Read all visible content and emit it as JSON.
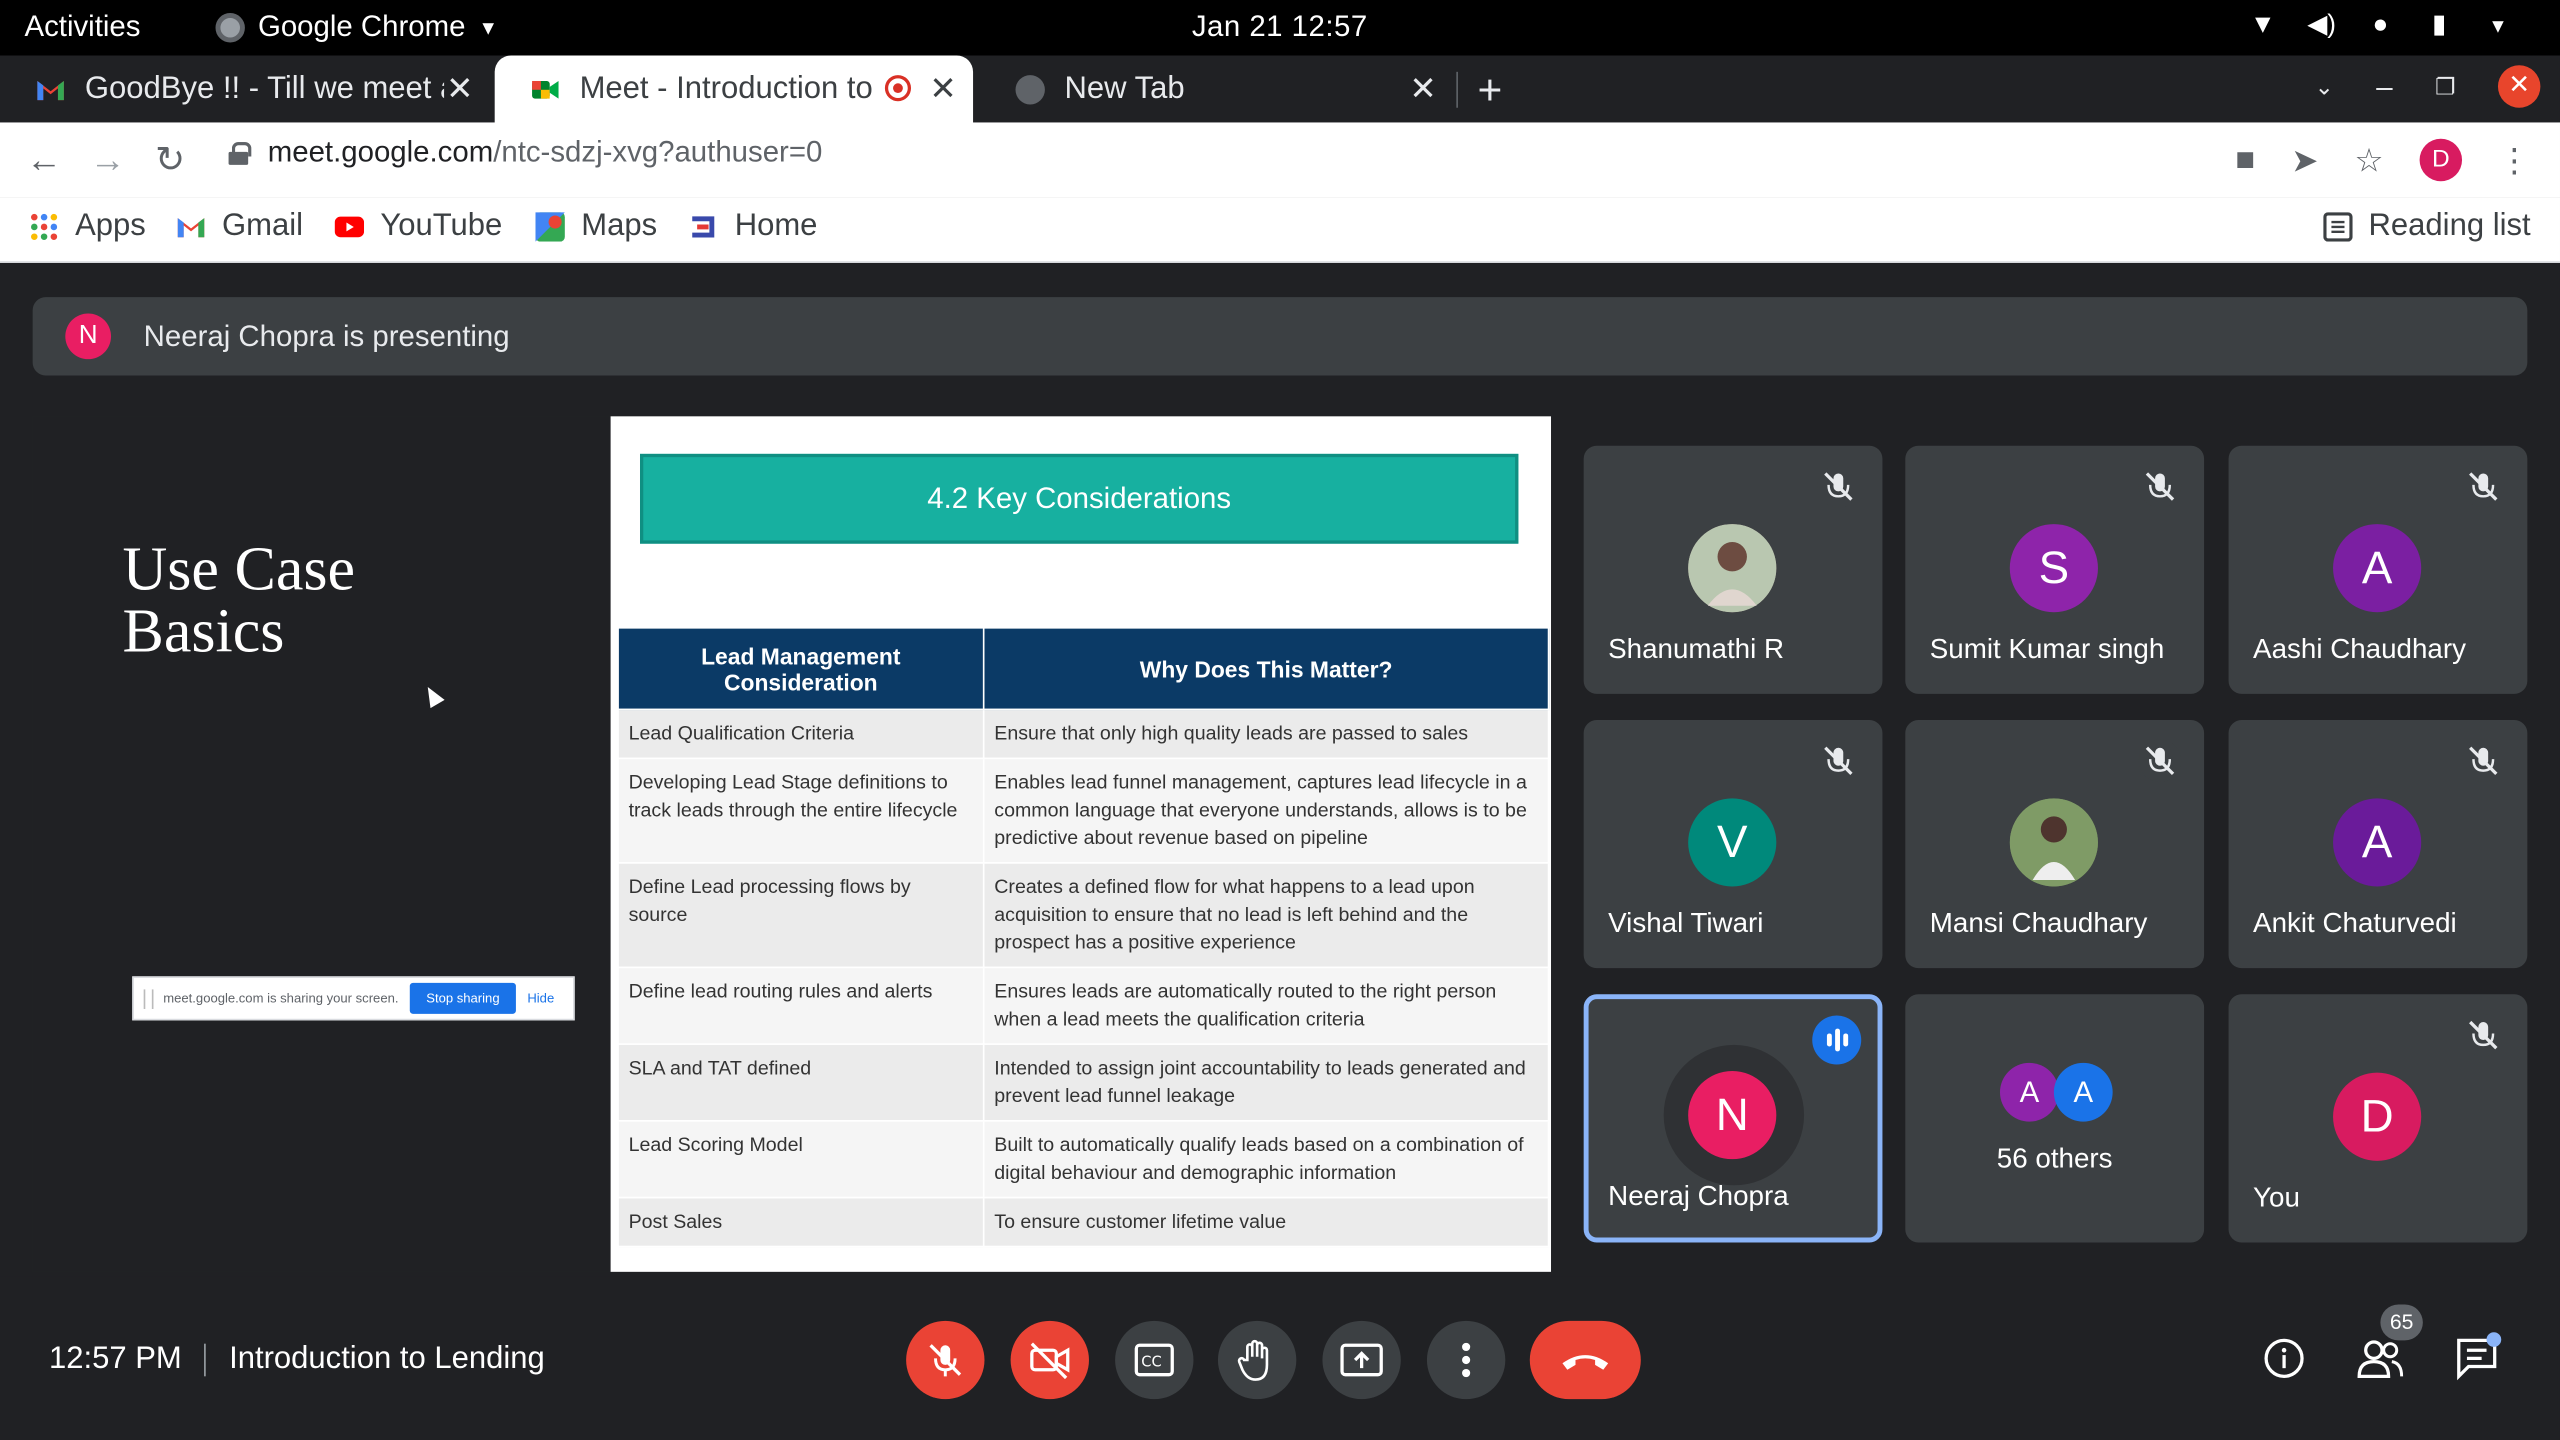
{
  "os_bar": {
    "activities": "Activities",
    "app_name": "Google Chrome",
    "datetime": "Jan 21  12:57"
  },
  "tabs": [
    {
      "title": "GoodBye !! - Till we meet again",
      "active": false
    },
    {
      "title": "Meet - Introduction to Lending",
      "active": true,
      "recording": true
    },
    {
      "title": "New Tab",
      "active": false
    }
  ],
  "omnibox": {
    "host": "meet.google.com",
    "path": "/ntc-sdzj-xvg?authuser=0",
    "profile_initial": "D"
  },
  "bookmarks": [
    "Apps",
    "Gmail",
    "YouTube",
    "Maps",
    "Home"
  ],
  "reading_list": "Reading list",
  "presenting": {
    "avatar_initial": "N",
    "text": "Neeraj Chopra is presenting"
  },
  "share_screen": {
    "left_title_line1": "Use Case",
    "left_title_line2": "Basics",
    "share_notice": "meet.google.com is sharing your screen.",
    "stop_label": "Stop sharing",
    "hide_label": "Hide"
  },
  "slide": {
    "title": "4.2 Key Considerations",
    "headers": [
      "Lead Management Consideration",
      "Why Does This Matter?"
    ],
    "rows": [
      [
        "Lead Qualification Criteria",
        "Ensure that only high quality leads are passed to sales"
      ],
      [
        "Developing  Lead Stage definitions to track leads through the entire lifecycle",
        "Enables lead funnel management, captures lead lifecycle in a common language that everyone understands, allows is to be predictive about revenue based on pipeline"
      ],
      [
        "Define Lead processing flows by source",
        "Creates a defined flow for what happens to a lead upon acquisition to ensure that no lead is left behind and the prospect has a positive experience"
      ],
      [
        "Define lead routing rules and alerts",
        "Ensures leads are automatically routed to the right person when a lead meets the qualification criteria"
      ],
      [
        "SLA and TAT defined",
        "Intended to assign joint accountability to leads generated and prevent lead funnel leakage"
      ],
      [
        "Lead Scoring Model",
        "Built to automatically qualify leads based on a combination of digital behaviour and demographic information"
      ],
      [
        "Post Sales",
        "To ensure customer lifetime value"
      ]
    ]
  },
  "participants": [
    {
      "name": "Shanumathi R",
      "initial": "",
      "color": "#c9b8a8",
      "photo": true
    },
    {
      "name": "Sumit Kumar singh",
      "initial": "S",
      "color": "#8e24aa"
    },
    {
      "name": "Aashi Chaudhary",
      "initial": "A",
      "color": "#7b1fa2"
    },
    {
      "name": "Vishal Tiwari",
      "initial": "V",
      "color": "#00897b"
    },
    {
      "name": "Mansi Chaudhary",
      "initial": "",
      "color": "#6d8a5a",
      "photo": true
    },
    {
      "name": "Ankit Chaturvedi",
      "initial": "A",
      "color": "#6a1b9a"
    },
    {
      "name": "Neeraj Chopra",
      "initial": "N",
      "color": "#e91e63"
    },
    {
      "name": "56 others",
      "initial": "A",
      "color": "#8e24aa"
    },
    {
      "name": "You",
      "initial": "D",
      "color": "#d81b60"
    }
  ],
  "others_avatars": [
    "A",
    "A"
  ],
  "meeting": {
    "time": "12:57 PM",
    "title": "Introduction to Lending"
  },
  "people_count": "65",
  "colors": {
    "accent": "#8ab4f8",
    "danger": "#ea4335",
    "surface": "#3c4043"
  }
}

--- Written task ---
Output the data above without changes, apart from leaving out the pictures.

--- Result of the exercise ---
Read all visible content and emit it as JSON.
{
  "os_bar": {
    "activities": "Activities",
    "app_name": "Google Chrome",
    "datetime": "Jan 21  12:57"
  },
  "tabs": [
    {
      "title": "GoodBye !! - Till we meet again",
      "active": false
    },
    {
      "title": "Meet - Introduction to Lending",
      "active": true,
      "recording": true
    },
    {
      "title": "New Tab",
      "active": false
    }
  ],
  "omnibox": {
    "host": "meet.google.com",
    "path": "/ntc-sdzj-xvg?authuser=0",
    "profile_initial": "D"
  },
  "bookmarks": [
    "Apps",
    "Gmail",
    "YouTube",
    "Maps",
    "Home"
  ],
  "reading_list": "Reading list",
  "presenting": {
    "avatar_initial": "N",
    "text": "Neeraj Chopra is presenting"
  },
  "share_screen": {
    "left_title_line1": "Use Case",
    "left_title_line2": "Basics",
    "share_notice": "meet.google.com is sharing your screen.",
    "stop_label": "Stop sharing",
    "hide_label": "Hide"
  },
  "slide": {
    "title": "4.2 Key Considerations",
    "headers": [
      "Lead Management Consideration",
      "Why Does This Matter?"
    ],
    "rows": [
      [
        "Lead Qualification Criteria",
        "Ensure that only high quality leads are passed to sales"
      ],
      [
        "Developing  Lead Stage definitions to track leads through the entire lifecycle",
        "Enables lead funnel management, captures lead lifecycle in a common language that everyone understands, allows is to be predictive about revenue based on pipeline"
      ],
      [
        "Define Lead processing flows by source",
        "Creates a defined flow for what happens to a lead upon acquisition to ensure that no lead is left behind and the prospect has a positive experience"
      ],
      [
        "Define lead routing rules and alerts",
        "Ensures leads are automatically routed to the right person when a lead meets the qualification criteria"
      ],
      [
        "SLA and TAT defined",
        "Intended to assign joint accountability to leads generated and prevent lead funnel leakage"
      ],
      [
        "Lead Scoring Model",
        "Built to automatically qualify leads based on a combination of digital behaviour and demographic information"
      ],
      [
        "Post Sales",
        "To ensure customer lifetime value"
      ]
    ]
  },
  "participants": [
    {
      "name": "Shanumathi R",
      "initial": "",
      "color": "#c9b8a8",
      "photo": true
    },
    {
      "name": "Sumit Kumar singh",
      "initial": "S",
      "color": "#8e24aa"
    },
    {
      "name": "Aashi Chaudhary",
      "initial": "A",
      "color": "#7b1fa2"
    },
    {
      "name": "Vishal Tiwari",
      "initial": "V",
      "color": "#00897b"
    },
    {
      "name": "Mansi Chaudhary",
      "initial": "",
      "color": "#6d8a5a",
      "photo": true
    },
    {
      "name": "Ankit Chaturvedi",
      "initial": "A",
      "color": "#6a1b9a"
    },
    {
      "name": "Neeraj Chopra",
      "initial": "N",
      "color": "#e91e63"
    },
    {
      "name": "56 others",
      "initial": "A",
      "color": "#8e24aa"
    },
    {
      "name": "You",
      "initial": "D",
      "color": "#d81b60"
    }
  ],
  "others_avatars": [
    "A",
    "A"
  ],
  "meeting": {
    "time": "12:57 PM",
    "title": "Introduction to Lending"
  },
  "people_count": "65",
  "colors": {
    "accent": "#8ab4f8",
    "danger": "#ea4335",
    "surface": "#3c4043"
  }
}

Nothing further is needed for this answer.